Directions: Extract every line below that contains the word "series".

Data provided:
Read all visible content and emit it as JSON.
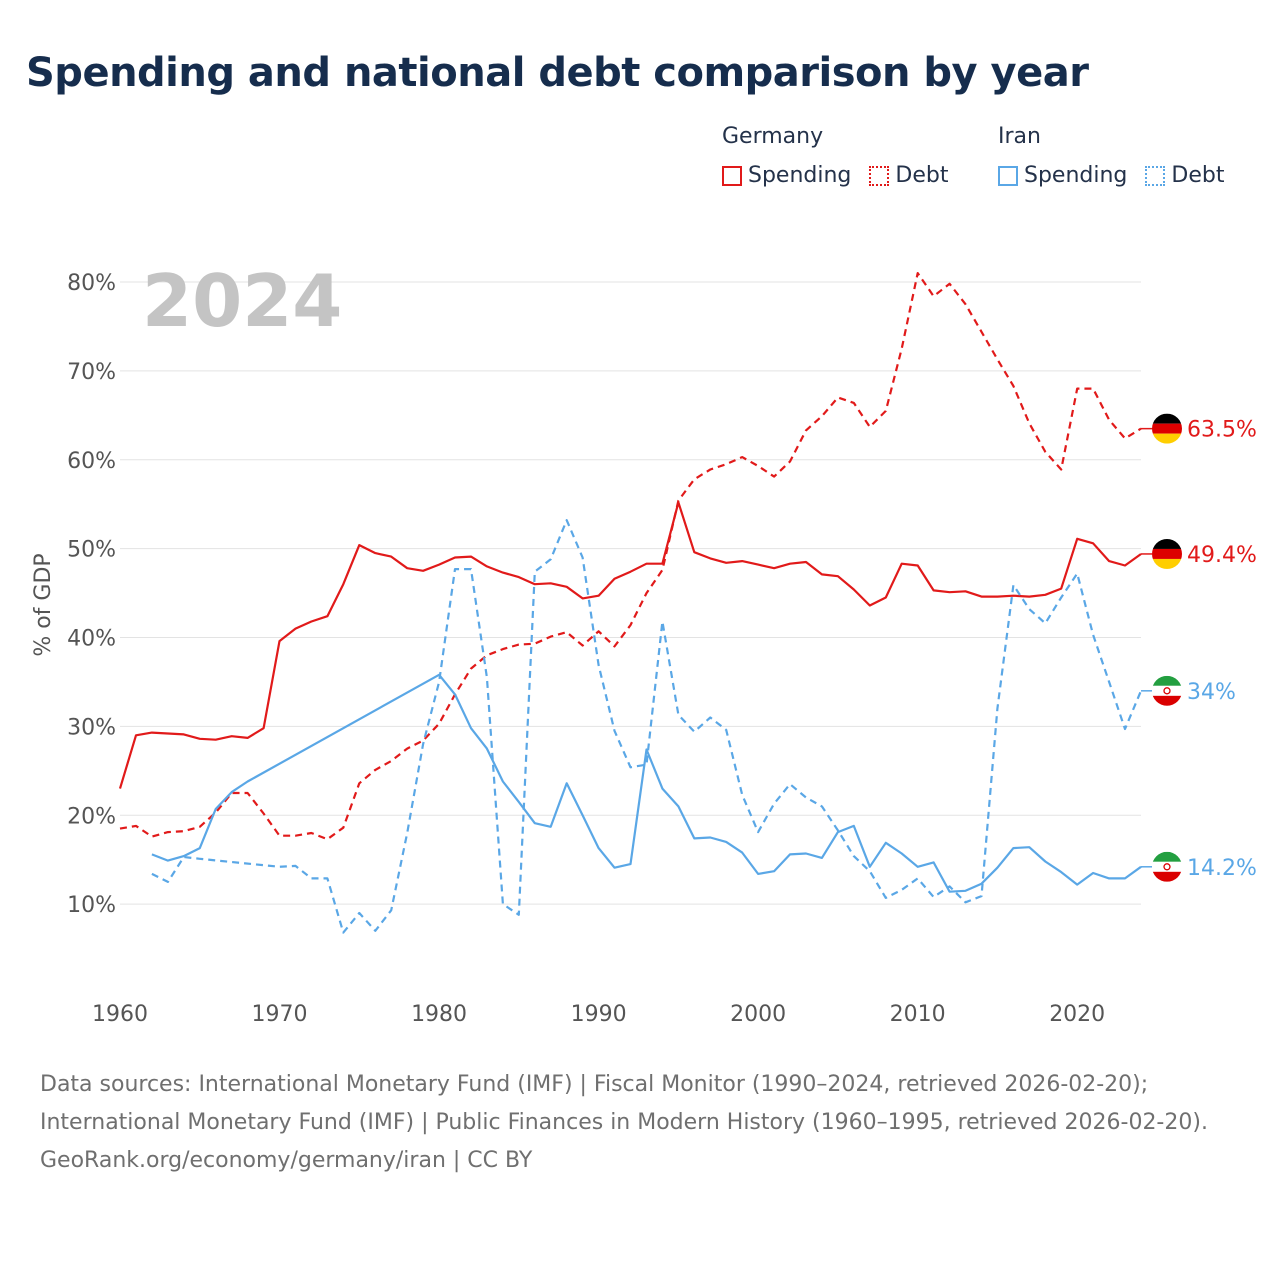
{
  "title": "Spending and national debt comparison by year",
  "legend": {
    "groups": [
      {
        "name": "Germany",
        "color": "#e11a1a",
        "items": [
          {
            "label": "Spending",
            "style": "solid"
          },
          {
            "label": "Debt",
            "style": "dotted"
          }
        ]
      },
      {
        "name": "Iran",
        "color": "#5aa7e6",
        "items": [
          {
            "label": "Spending",
            "style": "solid"
          },
          {
            "label": "Debt",
            "style": "dotted"
          }
        ]
      }
    ]
  },
  "colors": {
    "germany": "#e11a1a",
    "iran": "#5aa7e6",
    "grid": "#e3e3e3",
    "axis_text": "#555555",
    "year_watermark": "#c4c4c4"
  },
  "year_label": "2024",
  "end_labels": [
    {
      "series": "germany_debt",
      "text": "63.5%",
      "flag": "germany-flag-icon"
    },
    {
      "series": "germany_spending",
      "text": "49.4%",
      "flag": "germany-flag-icon"
    },
    {
      "series": "iran_debt",
      "text": "34%",
      "flag": "iran-flag-icon"
    },
    {
      "series": "iran_spending",
      "text": "14.2%",
      "flag": "iran-flag-icon"
    }
  ],
  "footer": {
    "sources": "Data sources: International Monetary Fund (IMF) | Fiscal Monitor (1990–2024, retrieved 2026-02-20); International Monetary Fund (IMF) | Public Finances in Modern History (1960–1995, retrieved 2026-02-20).",
    "attribution": "GeoRank.org/economy/germany/iran | CC BY"
  },
  "chart_data": {
    "type": "line",
    "title": "Spending and national debt comparison by year",
    "xlabel": "",
    "ylabel": "% of GDP",
    "xlim": [
      1960,
      2024
    ],
    "ylim": [
      0,
      80
    ],
    "x_ticks": [
      1960,
      1970,
      1980,
      1990,
      2000,
      2010,
      2020
    ],
    "y_ticks": [
      10,
      20,
      30,
      40,
      50,
      60,
      70,
      80
    ],
    "y_tick_suffix": "%",
    "grid": true,
    "legend_position": "top-right",
    "series": [
      {
        "id": "germany_spending",
        "name": "Germany Spending",
        "country": "germany",
        "style": "solid",
        "x": [
          1960,
          1961,
          1962,
          1963,
          1964,
          1965,
          1966,
          1967,
          1968,
          1969,
          1970,
          1971,
          1972,
          1973,
          1974,
          1975,
          1976,
          1977,
          1978,
          1979,
          1980,
          1981,
          1982,
          1983,
          1984,
          1985,
          1986,
          1987,
          1988,
          1989,
          1990,
          1991,
          1992,
          1993,
          1994,
          1995,
          1996,
          1997,
          1998,
          1999,
          2000,
          2001,
          2002,
          2003,
          2004,
          2005,
          2006,
          2007,
          2008,
          2009,
          2010,
          2011,
          2012,
          2013,
          2014,
          2015,
          2016,
          2017,
          2018,
          2019,
          2020,
          2021,
          2022,
          2023,
          2024
        ],
        "values": [
          23,
          29,
          29.3,
          29.2,
          29.1,
          28.6,
          28.5,
          28.9,
          28.7,
          29.8,
          39.6,
          41,
          41.8,
          42.4,
          46,
          50.4,
          49.5,
          49.1,
          47.8,
          47.5,
          48.2,
          49,
          49.1,
          48,
          47.3,
          46.8,
          46,
          46.1,
          45.7,
          44.4,
          44.7,
          46.6,
          47.4,
          48.3,
          48.3,
          55.2,
          49.6,
          48.9,
          48.4,
          48.6,
          48.2,
          47.8,
          48.3,
          48.5,
          47.1,
          46.9,
          45.4,
          43.6,
          44.5,
          48.3,
          48.1,
          45.3,
          45.1,
          45.2,
          44.6,
          44.6,
          44.7,
          44.6,
          44.8,
          45.5,
          51.1,
          50.6,
          48.6,
          48.1,
          49.4
        ]
      },
      {
        "id": "germany_debt",
        "name": "Germany Debt",
        "country": "germany",
        "style": "dashed",
        "x": [
          1960,
          1961,
          1962,
          1963,
          1964,
          1965,
          1966,
          1967,
          1968,
          1969,
          1970,
          1971,
          1972,
          1973,
          1974,
          1975,
          1976,
          1977,
          1978,
          1979,
          1980,
          1981,
          1982,
          1983,
          1984,
          1985,
          1986,
          1987,
          1988,
          1989,
          1990,
          1991,
          1992,
          1993,
          1994,
          1995,
          1996,
          1997,
          1998,
          1999,
          2000,
          2001,
          2002,
          2003,
          2004,
          2005,
          2006,
          2007,
          2008,
          2009,
          2010,
          2011,
          2012,
          2013,
          2014,
          2015,
          2016,
          2017,
          2018,
          2019,
          2020,
          2021,
          2022,
          2023,
          2024
        ],
        "values": [
          18.5,
          18.8,
          17.6,
          18.1,
          18.2,
          18.7,
          20.3,
          22.5,
          22.5,
          20.2,
          17.7,
          17.7,
          18,
          17.3,
          18.6,
          23.6,
          25.1,
          26.1,
          27.5,
          28.4,
          30.3,
          33.6,
          36.5,
          38,
          38.7,
          39.2,
          39.3,
          40.1,
          40.6,
          39.1,
          40.7,
          39,
          41.4,
          45,
          47.6,
          55.4,
          57.8,
          58.9,
          59.5,
          60.3,
          59.3,
          58.1,
          59.8,
          63.3,
          64.9,
          67,
          66.4,
          63.7,
          65.5,
          72.5,
          81,
          78.4,
          79.8,
          77.5,
          74.4,
          71.3,
          68.3,
          64.1,
          60.9,
          58.9,
          68,
          68,
          64.5,
          62.4,
          63.5
        ]
      },
      {
        "id": "iran_spending",
        "name": "Iran Spending",
        "country": "iran",
        "style": "solid",
        "x": [
          1962,
          1963,
          1964,
          1965,
          1966,
          1967,
          1968,
          1980,
          1981,
          1982,
          1983,
          1984,
          1985,
          1986,
          1987,
          1988,
          1989,
          1990,
          1991,
          1992,
          1993,
          1994,
          1995,
          1996,
          1997,
          1998,
          1999,
          2000,
          2001,
          2002,
          2003,
          2004,
          2005,
          2006,
          2007,
          2008,
          2009,
          2010,
          2011,
          2012,
          2013,
          2014,
          2015,
          2016,
          2017,
          2018,
          2019,
          2020,
          2021,
          2022,
          2023,
          2024
        ],
        "values": [
          15.6,
          14.9,
          15.4,
          16.3,
          20.7,
          22.6,
          23.8,
          35.8,
          33.6,
          29.8,
          27.5,
          23.8,
          21.5,
          19.1,
          18.7,
          23.6,
          20,
          16.3,
          14.1,
          14.5,
          27.4,
          23,
          21,
          17.4,
          17.5,
          17,
          15.8,
          13.4,
          13.7,
          15.6,
          15.7,
          15.2,
          18.1,
          18.8,
          14.2,
          16.9,
          15.7,
          14.2,
          14.7,
          11.4,
          11.5,
          12.3,
          14.1,
          16.3,
          16.4,
          14.8,
          13.6,
          12.2,
          13.5,
          12.9,
          12.9,
          14.2
        ]
      },
      {
        "id": "iran_debt",
        "name": "Iran Debt",
        "country": "iran",
        "style": "dashed",
        "x": [
          1962,
          1963,
          1964,
          1965,
          1970,
          1971,
          1972,
          1973,
          1974,
          1975,
          1976,
          1977,
          1978,
          1979,
          1980,
          1981,
          1982,
          1983,
          1984,
          1985,
          1986,
          1987,
          1988,
          1989,
          1990,
          1991,
          1992,
          1993,
          1994,
          1995,
          1996,
          1997,
          1998,
          1999,
          2000,
          2001,
          2002,
          2003,
          2004,
          2005,
          2006,
          2007,
          2008,
          2009,
          2010,
          2011,
          2012,
          2013,
          2014,
          2015,
          2016,
          2017,
          2018,
          2019,
          2020,
          2021,
          2022,
          2023,
          2024
        ],
        "values": [
          13.4,
          12.5,
          15.3,
          15.1,
          14.2,
          14.3,
          12.9,
          12.9,
          6.8,
          9,
          7,
          9.3,
          18,
          28,
          35,
          47.7,
          47.7,
          35.5,
          10,
          8.8,
          47.4,
          48.8,
          53.2,
          49,
          36.9,
          29.5,
          25.4,
          25.7,
          41.8,
          31.3,
          29.4,
          31,
          29.6,
          22.3,
          18.1,
          21.3,
          23.5,
          22,
          21,
          18.3,
          15.4,
          13.7,
          10.7,
          11.6,
          12.9,
          10.8,
          12,
          10.2,
          10.9,
          32,
          45.9,
          43.2,
          41.6,
          44.5,
          47.2,
          40.3,
          35,
          29.7,
          34
        ]
      }
    ]
  }
}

Answer for this exercise:
      "series": "germany_debt",
      "series": "germany_spending",
      "series": "iran_debt",
      "series": "iran_spending",
    "series": [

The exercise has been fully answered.